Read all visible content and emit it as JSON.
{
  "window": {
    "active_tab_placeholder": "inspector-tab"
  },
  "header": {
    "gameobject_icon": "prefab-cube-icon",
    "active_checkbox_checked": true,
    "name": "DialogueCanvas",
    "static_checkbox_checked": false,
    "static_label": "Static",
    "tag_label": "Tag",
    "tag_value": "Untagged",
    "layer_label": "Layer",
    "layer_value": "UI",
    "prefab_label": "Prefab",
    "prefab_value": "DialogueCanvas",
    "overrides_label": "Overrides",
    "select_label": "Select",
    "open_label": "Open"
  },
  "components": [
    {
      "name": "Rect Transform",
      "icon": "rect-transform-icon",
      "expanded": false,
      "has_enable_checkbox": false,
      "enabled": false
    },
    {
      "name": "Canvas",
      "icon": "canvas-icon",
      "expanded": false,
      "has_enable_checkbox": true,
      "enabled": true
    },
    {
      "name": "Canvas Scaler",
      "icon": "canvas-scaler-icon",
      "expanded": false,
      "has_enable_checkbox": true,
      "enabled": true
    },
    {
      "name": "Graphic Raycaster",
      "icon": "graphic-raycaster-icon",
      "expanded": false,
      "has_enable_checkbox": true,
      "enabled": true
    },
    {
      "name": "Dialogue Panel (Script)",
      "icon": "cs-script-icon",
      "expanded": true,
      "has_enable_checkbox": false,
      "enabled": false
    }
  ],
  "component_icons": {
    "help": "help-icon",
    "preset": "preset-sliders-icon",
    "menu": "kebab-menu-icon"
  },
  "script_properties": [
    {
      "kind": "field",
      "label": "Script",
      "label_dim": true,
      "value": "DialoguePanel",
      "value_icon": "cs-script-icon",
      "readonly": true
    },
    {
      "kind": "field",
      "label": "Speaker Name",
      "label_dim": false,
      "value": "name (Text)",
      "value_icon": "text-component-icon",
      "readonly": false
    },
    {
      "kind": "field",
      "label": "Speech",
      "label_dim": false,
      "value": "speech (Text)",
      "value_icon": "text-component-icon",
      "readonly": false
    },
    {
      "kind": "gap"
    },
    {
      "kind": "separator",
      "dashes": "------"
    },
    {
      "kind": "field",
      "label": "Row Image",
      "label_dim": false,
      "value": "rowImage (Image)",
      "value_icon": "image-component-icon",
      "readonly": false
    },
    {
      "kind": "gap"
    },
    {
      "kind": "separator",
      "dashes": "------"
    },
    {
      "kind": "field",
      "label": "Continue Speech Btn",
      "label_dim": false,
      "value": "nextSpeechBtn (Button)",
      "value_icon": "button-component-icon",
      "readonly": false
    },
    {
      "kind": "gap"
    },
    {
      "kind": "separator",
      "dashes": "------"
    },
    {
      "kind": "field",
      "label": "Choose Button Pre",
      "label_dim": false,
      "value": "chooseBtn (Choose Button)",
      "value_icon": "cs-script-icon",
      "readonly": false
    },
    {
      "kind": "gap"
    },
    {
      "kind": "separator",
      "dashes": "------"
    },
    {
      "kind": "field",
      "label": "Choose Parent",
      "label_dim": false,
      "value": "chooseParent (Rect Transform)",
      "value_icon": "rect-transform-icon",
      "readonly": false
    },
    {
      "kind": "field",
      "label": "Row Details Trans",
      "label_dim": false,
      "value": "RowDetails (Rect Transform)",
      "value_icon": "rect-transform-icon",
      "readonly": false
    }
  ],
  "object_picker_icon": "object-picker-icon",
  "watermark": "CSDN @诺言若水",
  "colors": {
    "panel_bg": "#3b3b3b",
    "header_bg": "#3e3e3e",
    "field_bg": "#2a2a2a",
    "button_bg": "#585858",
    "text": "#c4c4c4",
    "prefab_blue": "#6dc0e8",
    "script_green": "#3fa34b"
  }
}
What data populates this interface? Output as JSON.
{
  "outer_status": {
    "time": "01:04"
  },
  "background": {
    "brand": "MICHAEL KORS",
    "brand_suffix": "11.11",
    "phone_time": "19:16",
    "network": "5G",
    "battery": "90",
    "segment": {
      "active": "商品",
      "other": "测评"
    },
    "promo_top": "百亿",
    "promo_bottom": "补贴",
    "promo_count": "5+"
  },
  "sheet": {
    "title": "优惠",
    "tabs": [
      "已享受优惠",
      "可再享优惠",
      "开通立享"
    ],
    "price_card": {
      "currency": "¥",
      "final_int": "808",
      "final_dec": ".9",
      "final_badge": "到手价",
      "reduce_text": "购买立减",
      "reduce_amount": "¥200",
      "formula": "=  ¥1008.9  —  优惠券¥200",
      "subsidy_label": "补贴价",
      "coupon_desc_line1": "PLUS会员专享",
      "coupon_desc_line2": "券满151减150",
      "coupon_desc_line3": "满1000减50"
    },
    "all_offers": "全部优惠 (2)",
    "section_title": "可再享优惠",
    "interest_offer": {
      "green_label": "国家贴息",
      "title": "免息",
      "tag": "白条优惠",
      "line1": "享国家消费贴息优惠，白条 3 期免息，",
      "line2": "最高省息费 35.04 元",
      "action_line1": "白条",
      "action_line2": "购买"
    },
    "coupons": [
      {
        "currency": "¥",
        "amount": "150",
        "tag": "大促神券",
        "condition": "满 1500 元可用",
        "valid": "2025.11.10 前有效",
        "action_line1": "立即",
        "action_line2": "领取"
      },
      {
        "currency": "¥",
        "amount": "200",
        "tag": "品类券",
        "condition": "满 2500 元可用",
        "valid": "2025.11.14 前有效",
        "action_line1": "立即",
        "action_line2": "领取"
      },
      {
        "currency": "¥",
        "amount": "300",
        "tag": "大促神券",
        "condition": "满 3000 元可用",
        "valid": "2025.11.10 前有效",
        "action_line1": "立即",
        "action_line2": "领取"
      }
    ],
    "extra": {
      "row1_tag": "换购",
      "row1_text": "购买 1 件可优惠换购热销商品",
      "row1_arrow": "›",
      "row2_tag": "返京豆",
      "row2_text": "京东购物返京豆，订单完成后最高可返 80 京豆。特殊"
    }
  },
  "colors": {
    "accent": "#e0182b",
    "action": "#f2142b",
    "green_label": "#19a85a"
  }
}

The exercise:
Output all preceding records character for character.

Answer to the problem:
Read all visible content and emit it as JSON.
{
  "window": {
    "active_tab_placeholder": "inspector-tab"
  },
  "header": {
    "gameobject_icon": "prefab-cube-icon",
    "active_checkbox_checked": true,
    "name": "DialogueCanvas",
    "static_checkbox_checked": false,
    "static_label": "Static",
    "tag_label": "Tag",
    "tag_value": "Untagged",
    "layer_label": "Layer",
    "layer_value": "UI",
    "prefab_label": "Prefab",
    "prefab_value": "DialogueCanvas",
    "overrides_label": "Overrides",
    "select_label": "Select",
    "open_label": "Open"
  },
  "components": [
    {
      "name": "Rect Transform",
      "icon": "rect-transform-icon",
      "expanded": false,
      "has_enable_checkbox": false,
      "enabled": false
    },
    {
      "name": "Canvas",
      "icon": "canvas-icon",
      "expanded": false,
      "has_enable_checkbox": true,
      "enabled": true
    },
    {
      "name": "Canvas Scaler",
      "icon": "canvas-scaler-icon",
      "expanded": false,
      "has_enable_checkbox": true,
      "enabled": true
    },
    {
      "name": "Graphic Raycaster",
      "icon": "graphic-raycaster-icon",
      "expanded": false,
      "has_enable_checkbox": true,
      "enabled": true
    },
    {
      "name": "Dialogue Panel (Script)",
      "icon": "cs-script-icon",
      "expanded": true,
      "has_enable_checkbox": false,
      "enabled": false
    }
  ],
  "component_icons": {
    "help": "help-icon",
    "preset": "preset-sliders-icon",
    "menu": "kebab-menu-icon"
  },
  "script_properties": [
    {
      "kind": "field",
      "label": "Script",
      "label_dim": true,
      "value": "DialoguePanel",
      "value_icon": "cs-script-icon",
      "readonly": true
    },
    {
      "kind": "field",
      "label": "Speaker Name",
      "label_dim": false,
      "value": "name (Text)",
      "value_icon": "text-component-icon",
      "readonly": false
    },
    {
      "kind": "field",
      "label": "Speech",
      "label_dim": false,
      "value": "speech (Text)",
      "value_icon": "text-component-icon",
      "readonly": false
    },
    {
      "kind": "gap"
    },
    {
      "kind": "separator",
      "dashes": "------"
    },
    {
      "kind": "field",
      "label": "Row Image",
      "label_dim": false,
      "value": "rowImage (Image)",
      "value_icon": "image-component-icon",
      "readonly": false
    },
    {
      "kind": "gap"
    },
    {
      "kind": "separator",
      "dashes": "------"
    },
    {
      "kind": "field",
      "label": "Continue Speech Btn",
      "label_dim": false,
      "value": "nextSpeechBtn (Button)",
      "value_icon": "button-component-icon",
      "readonly": false
    },
    {
      "kind": "gap"
    },
    {
      "kind": "separator",
      "dashes": "------"
    },
    {
      "kind": "field",
      "label": "Choose Button Pre",
      "label_dim": false,
      "value": "chooseBtn (Choose Button)",
      "value_icon": "cs-script-icon",
      "readonly": false
    },
    {
      "kind": "gap"
    },
    {
      "kind": "separator",
      "dashes": "------"
    },
    {
      "kind": "field",
      "label": "Choose Parent",
      "label_dim": false,
      "value": "chooseParent (Rect Transform)",
      "value_icon": "rect-transform-icon",
      "readonly": false
    },
    {
      "kind": "field",
      "label": "Row Details Trans",
      "label_dim": false,
      "value": "RowDetails (Rect Transform)",
      "value_icon": "rect-transform-icon",
      "readonly": false
    }
  ],
  "object_picker_icon": "object-picker-icon",
  "watermark": "CSDN @诺言若水",
  "colors": {
    "panel_bg": "#3b3b3b",
    "header_bg": "#3e3e3e",
    "field_bg": "#2a2a2a",
    "button_bg": "#585858",
    "text": "#c4c4c4",
    "prefab_blue": "#6dc0e8",
    "script_green": "#3fa34b"
  }
}
What data populates this interface? Output as JSON.
{
  "outer_status": {
    "time": "01:04"
  },
  "background": {
    "brand": "MICHAEL KORS",
    "brand_suffix": "11.11",
    "phone_time": "19:16",
    "network": "5G",
    "battery": "90",
    "segment": {
      "active": "商品",
      "other": "测评"
    },
    "promo_top": "百亿",
    "promo_bottom": "补贴",
    "promo_count": "5+"
  },
  "sheet": {
    "title": "优惠",
    "tabs": [
      "已享受优惠",
      "可再享优惠",
      "开通立享"
    ],
    "price_card": {
      "currency": "¥",
      "final_int": "808",
      "final_dec": ".9",
      "final_badge": "到手价",
      "reduce_text": "购买立减",
      "reduce_amount": "¥200",
      "formula": "=  ¥1008.9  —  优惠券¥200",
      "subsidy_label": "补贴价",
      "coupon_desc_line1": "PLUS会员专享",
      "coupon_desc_line2": "券满151减150",
      "coupon_desc_line3": "满1000减50"
    },
    "all_offers": "全部优惠 (2)",
    "section_title": "可再享优惠",
    "interest_offer": {
      "green_label": "国家贴息",
      "title": "免息",
      "tag": "白条优惠",
      "line1": "享国家消费贴息优惠，白条 3 期免息，",
      "line2": "最高省息费 35.04 元",
      "action_line1": "白条",
      "action_line2": "购买"
    },
    "coupons": [
      {
        "currency": "¥",
        "amount": "150",
        "tag": "大促神券",
        "condition": "满 1500 元可用",
        "valid": "2025.11.10 前有效",
        "action_line1": "立即",
        "action_line2": "领取"
      },
      {
        "currency": "¥",
        "amount": "200",
        "tag": "品类券",
        "condition": "满 2500 元可用",
        "valid": "2025.11.14 前有效",
        "action_line1": "立即",
        "action_line2": "领取"
      },
      {
        "currency": "¥",
        "amount": "300",
        "tag": "大促神券",
        "condition": "满 3000 元可用",
        "valid": "2025.11.10 前有效",
        "action_line1": "立即",
        "action_line2": "领取"
      }
    ],
    "extra": {
      "row1_tag": "换购",
      "row1_text": "购买 1 件可优惠换购热销商品",
      "row1_arrow": "›",
      "row2_tag": "返京豆",
      "row2_text": "京东购物返京豆，订单完成后最高可返 80 京豆。特殊"
    }
  },
  "colors": {
    "accent": "#e0182b",
    "action": "#f2142b",
    "green_label": "#19a85a"
  }
}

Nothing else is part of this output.